Items from a data source
--------

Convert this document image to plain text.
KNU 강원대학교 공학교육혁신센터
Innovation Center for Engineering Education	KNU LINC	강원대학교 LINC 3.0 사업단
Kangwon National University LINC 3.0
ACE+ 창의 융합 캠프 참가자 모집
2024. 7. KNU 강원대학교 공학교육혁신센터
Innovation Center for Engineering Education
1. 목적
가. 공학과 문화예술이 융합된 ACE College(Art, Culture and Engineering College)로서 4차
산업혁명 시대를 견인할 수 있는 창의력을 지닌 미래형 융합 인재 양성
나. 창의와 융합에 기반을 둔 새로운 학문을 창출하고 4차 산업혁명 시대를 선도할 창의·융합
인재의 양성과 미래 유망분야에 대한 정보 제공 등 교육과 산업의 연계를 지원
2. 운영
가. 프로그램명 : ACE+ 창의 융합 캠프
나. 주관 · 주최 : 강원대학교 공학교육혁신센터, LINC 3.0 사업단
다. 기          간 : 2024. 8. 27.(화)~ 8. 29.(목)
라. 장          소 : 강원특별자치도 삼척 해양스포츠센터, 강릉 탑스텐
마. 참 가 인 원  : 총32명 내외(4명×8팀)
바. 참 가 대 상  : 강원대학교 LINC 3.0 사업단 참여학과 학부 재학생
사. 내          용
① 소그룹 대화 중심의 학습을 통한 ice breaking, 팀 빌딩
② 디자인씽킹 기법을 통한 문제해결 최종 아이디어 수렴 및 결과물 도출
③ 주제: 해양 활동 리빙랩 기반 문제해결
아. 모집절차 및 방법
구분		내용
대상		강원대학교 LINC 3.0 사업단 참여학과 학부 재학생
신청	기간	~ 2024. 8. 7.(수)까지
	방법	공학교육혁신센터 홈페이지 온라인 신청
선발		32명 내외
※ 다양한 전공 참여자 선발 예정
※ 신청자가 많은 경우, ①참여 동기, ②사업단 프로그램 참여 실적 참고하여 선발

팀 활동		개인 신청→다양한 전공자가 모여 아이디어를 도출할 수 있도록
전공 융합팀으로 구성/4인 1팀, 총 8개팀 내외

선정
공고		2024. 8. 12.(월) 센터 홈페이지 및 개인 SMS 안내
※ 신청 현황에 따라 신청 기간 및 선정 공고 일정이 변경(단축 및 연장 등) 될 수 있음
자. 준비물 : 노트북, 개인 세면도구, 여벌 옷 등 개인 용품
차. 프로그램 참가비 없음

--------

_Direction_
Reply with the number of lines in the data that include the string "Education" and nothing else.

_The solution_
2